What you have to do.
Every line containing the word "福建体彩网" needs to be found and copied.

Items.
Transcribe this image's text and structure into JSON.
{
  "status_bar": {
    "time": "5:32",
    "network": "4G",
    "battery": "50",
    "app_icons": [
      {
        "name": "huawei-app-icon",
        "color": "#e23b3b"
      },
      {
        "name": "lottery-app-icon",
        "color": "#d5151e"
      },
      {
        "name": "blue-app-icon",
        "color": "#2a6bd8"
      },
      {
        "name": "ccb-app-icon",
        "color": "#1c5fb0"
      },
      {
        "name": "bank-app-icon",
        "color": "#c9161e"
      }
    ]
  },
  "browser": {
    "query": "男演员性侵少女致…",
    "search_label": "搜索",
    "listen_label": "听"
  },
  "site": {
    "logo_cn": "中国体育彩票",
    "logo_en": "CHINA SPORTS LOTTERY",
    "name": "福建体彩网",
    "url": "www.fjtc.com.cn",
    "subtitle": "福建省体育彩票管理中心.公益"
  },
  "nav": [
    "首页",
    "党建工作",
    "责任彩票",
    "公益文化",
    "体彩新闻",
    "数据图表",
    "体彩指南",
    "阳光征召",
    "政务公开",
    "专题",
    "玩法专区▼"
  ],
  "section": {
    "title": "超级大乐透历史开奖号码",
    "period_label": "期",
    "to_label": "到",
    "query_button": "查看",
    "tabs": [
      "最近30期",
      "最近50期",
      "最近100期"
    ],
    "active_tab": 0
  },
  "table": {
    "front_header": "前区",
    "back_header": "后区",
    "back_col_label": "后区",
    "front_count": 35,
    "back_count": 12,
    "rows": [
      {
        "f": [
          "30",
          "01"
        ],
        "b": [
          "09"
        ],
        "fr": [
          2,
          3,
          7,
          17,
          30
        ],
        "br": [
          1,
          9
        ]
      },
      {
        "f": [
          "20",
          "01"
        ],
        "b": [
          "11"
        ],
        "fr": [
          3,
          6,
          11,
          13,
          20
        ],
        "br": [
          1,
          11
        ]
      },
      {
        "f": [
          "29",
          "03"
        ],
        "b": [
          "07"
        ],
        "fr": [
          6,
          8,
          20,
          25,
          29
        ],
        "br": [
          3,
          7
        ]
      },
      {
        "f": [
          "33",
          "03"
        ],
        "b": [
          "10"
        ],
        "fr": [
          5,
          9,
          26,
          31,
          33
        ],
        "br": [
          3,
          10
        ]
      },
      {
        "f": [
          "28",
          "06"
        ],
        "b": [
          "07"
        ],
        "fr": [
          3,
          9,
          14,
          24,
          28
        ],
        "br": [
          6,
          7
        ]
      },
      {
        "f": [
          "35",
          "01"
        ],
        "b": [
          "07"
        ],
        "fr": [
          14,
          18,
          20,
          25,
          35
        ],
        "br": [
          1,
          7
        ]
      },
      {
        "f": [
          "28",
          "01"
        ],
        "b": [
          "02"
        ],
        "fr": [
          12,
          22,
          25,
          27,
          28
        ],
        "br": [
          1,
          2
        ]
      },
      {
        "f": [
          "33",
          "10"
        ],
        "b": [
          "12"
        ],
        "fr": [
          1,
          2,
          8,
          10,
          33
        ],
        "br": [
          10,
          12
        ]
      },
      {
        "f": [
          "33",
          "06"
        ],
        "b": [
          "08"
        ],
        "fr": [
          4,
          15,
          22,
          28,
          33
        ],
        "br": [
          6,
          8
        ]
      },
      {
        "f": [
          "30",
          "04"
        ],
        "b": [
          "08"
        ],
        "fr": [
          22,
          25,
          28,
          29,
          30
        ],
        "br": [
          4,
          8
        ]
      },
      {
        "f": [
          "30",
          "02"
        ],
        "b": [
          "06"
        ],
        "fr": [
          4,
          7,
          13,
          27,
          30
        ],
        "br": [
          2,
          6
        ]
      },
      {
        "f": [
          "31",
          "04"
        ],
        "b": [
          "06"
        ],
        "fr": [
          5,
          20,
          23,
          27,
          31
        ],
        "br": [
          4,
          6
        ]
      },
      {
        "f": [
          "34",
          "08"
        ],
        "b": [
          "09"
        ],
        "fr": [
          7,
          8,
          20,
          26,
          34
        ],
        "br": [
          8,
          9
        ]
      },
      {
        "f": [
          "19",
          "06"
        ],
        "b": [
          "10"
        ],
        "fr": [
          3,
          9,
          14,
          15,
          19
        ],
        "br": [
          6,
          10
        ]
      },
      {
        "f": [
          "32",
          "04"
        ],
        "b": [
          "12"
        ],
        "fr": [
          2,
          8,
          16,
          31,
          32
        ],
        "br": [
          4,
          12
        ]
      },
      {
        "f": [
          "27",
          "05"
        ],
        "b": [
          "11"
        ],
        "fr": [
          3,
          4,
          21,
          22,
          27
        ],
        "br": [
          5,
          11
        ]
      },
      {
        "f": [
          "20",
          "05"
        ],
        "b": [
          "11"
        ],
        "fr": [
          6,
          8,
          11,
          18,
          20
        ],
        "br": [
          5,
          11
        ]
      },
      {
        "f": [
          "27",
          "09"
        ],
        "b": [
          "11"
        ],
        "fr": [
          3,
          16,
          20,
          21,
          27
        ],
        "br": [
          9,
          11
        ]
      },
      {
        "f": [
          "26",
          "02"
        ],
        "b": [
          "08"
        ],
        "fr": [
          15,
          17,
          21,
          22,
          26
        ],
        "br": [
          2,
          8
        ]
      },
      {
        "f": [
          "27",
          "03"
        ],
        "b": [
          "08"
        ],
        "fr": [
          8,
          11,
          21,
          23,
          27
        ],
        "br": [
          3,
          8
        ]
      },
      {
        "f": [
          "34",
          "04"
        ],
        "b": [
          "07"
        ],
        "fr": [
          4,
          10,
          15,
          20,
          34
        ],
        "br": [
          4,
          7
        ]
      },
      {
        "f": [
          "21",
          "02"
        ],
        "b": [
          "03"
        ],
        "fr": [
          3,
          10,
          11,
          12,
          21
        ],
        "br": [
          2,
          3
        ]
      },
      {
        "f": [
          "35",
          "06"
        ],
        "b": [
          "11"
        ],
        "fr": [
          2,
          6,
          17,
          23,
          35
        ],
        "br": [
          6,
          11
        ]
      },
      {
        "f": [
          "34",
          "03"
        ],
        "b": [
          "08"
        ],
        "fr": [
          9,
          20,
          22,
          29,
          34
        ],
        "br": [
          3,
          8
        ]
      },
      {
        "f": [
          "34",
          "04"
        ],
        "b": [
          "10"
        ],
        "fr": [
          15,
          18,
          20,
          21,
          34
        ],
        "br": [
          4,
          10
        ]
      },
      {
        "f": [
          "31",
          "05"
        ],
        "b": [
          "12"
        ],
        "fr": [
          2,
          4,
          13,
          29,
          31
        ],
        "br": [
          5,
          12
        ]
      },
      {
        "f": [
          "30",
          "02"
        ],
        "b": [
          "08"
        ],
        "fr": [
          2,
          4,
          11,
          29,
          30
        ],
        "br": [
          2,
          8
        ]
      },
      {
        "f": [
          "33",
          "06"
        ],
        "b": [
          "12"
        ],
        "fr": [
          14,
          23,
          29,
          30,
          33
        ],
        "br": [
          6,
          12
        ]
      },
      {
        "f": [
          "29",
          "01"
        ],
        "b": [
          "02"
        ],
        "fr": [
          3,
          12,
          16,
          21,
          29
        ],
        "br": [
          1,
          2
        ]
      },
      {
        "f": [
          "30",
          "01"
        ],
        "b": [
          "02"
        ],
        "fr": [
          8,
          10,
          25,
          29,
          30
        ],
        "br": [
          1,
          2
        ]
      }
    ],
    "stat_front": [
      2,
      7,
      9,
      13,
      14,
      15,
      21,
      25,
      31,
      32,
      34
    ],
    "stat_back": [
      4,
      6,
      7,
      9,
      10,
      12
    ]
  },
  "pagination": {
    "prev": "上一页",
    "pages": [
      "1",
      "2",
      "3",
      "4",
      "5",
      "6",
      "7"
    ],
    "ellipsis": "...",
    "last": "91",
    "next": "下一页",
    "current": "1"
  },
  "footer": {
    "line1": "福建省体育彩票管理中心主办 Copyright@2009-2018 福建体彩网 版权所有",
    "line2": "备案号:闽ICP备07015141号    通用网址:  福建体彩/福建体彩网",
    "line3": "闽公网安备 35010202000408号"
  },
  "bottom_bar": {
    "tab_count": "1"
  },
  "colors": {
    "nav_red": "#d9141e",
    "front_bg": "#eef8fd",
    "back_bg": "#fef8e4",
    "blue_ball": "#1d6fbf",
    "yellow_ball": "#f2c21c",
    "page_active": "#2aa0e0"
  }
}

Exercise response.
    "name": "福建体彩网",
    "line1": "福建省体育彩票管理中心主办 Copyright@2009-2018 福建体彩网 版权所有",
    "line2": "备案号:闽ICP备07015141号    通用网址:  福建体彩/福建体彩网",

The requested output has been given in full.